Records provided>
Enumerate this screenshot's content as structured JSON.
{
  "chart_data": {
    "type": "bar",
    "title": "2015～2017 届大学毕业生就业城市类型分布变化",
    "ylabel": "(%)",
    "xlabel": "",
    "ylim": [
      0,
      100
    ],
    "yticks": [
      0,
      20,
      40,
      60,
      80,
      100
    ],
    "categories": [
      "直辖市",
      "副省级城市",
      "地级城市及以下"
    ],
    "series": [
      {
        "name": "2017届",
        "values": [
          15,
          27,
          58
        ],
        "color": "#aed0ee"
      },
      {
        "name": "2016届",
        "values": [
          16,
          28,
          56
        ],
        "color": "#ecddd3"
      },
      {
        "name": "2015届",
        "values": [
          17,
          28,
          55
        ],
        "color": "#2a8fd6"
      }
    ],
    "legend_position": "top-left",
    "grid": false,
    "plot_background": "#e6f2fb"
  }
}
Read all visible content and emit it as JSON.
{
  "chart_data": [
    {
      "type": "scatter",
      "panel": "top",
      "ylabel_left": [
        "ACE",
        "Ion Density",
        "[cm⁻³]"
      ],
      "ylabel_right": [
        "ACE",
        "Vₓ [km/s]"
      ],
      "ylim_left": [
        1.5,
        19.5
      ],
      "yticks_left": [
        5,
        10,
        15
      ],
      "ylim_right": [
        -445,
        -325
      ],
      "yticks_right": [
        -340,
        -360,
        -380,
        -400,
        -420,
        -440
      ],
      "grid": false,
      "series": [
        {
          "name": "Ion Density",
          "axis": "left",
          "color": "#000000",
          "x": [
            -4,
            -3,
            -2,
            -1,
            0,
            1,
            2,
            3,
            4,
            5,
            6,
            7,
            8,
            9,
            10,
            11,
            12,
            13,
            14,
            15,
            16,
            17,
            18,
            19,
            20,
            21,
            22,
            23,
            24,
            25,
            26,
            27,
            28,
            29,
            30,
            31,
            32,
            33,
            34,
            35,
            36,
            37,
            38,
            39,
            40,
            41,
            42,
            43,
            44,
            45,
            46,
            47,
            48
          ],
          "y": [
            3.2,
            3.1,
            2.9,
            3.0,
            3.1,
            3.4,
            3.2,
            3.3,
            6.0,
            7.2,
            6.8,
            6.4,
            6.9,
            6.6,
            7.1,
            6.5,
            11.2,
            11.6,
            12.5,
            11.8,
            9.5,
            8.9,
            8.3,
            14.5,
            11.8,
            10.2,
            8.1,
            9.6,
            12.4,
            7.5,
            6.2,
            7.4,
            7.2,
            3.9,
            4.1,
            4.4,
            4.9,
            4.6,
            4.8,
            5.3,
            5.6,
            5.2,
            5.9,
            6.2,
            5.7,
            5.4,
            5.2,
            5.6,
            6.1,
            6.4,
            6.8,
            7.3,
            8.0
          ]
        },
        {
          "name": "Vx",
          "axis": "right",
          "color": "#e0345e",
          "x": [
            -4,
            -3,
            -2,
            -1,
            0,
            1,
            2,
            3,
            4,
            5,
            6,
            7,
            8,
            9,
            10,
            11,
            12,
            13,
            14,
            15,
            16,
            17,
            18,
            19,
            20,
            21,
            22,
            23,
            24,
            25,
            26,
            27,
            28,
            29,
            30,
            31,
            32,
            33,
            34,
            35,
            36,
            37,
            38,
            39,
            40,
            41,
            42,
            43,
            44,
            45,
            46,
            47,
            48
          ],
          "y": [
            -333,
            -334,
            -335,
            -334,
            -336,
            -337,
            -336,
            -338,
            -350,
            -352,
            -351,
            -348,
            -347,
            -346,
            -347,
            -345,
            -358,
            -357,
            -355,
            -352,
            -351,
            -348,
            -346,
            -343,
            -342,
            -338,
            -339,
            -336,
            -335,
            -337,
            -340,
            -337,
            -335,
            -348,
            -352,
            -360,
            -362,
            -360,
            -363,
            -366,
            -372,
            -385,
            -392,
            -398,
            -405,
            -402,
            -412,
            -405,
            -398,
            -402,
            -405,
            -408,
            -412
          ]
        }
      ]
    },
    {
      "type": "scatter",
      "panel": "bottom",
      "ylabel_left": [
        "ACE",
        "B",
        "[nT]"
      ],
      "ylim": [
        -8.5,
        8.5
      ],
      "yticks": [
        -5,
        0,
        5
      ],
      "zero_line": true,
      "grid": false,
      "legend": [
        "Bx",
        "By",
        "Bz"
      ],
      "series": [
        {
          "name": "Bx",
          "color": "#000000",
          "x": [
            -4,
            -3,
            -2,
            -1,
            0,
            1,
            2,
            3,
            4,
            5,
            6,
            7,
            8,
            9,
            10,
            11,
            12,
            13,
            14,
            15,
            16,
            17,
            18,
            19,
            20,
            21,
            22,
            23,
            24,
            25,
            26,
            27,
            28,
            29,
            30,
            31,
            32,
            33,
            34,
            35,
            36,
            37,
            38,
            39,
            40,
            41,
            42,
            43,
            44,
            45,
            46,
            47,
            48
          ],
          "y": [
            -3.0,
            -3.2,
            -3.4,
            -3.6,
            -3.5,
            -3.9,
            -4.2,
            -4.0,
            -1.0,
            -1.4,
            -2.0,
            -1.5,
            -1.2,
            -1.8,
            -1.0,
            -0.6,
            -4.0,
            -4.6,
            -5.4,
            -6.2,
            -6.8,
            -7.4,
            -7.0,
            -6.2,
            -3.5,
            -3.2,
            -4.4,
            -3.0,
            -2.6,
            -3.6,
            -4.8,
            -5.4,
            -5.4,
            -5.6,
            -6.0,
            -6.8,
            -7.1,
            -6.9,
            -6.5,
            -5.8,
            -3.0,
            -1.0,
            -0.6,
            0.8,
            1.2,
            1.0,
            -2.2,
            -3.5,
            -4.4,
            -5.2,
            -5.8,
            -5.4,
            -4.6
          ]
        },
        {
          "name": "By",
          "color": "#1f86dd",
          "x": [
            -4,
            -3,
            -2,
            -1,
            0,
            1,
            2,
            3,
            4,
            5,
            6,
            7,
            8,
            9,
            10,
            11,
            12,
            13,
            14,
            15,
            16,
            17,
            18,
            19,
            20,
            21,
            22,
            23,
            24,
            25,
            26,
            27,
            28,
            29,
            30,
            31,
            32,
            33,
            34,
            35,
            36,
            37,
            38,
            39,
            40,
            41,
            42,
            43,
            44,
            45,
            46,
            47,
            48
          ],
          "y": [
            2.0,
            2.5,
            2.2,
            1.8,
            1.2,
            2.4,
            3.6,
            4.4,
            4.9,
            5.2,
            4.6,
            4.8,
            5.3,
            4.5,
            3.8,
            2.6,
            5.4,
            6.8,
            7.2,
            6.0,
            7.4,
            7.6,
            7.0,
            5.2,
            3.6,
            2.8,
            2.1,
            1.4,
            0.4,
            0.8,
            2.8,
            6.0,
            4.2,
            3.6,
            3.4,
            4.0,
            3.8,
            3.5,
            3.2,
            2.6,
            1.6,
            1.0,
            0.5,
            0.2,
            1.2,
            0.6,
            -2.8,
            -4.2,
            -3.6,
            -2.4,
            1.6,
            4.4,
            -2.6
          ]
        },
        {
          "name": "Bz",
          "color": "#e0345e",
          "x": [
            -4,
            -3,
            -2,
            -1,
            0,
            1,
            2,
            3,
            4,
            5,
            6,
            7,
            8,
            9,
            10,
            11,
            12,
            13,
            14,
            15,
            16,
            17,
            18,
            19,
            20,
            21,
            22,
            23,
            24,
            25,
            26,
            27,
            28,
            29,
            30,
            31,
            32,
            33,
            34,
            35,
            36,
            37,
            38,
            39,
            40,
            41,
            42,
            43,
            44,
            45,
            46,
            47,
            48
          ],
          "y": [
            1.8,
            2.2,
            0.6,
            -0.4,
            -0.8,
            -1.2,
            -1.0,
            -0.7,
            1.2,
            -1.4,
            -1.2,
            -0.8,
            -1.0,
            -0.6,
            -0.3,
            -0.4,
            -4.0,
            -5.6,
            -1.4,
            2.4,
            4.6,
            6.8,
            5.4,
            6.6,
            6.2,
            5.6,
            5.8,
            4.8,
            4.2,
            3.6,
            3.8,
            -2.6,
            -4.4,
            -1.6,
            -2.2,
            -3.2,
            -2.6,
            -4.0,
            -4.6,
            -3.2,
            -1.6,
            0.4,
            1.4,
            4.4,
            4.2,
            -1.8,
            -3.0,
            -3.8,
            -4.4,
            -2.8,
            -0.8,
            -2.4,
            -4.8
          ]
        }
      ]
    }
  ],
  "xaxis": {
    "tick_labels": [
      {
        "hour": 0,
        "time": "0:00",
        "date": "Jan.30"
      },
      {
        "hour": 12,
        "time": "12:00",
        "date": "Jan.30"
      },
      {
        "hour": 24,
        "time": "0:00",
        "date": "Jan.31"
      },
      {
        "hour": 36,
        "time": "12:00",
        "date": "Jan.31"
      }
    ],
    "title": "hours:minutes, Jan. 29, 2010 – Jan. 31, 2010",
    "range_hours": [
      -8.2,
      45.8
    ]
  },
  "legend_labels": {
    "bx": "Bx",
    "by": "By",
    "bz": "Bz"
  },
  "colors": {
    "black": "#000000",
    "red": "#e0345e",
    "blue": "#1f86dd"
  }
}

Problem description> Collect from the data above every line that includes "name".

Problem solution>
        "name": "2017届",
        "name": "2016届",
        "name": "2015届",
          "name": "Ion Density",
          "name": "Vx",
          "name": "Bx",
          "name": "By",
          "name": "Bz",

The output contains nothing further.